[Data entries]
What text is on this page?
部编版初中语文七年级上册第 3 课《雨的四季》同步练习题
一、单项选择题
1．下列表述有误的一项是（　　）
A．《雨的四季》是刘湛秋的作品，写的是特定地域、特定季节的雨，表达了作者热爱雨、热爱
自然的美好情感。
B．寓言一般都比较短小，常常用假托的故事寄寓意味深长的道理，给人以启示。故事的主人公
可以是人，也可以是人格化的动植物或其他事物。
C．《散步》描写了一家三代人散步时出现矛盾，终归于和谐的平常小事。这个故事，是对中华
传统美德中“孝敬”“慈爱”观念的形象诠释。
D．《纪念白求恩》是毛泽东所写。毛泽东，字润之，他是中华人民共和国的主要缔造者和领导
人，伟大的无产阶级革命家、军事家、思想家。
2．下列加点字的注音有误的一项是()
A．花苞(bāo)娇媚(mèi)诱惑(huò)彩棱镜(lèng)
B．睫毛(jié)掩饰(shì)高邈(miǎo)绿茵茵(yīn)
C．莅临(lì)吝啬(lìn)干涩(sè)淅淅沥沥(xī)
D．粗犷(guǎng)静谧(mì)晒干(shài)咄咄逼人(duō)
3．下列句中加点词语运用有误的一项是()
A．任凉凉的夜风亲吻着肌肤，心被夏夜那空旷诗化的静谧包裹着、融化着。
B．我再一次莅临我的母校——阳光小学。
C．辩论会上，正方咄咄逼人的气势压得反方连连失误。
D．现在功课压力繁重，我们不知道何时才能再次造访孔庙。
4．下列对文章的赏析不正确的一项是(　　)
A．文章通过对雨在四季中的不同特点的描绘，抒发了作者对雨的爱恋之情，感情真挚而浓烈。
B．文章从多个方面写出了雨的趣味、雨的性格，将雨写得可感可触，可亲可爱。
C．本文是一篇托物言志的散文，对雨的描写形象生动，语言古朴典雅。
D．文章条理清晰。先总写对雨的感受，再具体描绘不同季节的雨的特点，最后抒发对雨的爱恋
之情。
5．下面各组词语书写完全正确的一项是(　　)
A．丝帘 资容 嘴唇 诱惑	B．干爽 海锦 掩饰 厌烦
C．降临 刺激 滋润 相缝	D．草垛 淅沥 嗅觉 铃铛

* **Exercise directions**
Identify which lines contain the word "雨的四季" and copy each one.

* **Response to the task**
部编版初中语文七年级上册第 3 课《雨的四季》同步练习题
A．《雨的四季》是刘湛秋的作品，写的是特定地域、特定季节的雨，表达了作者热爱雨、热爱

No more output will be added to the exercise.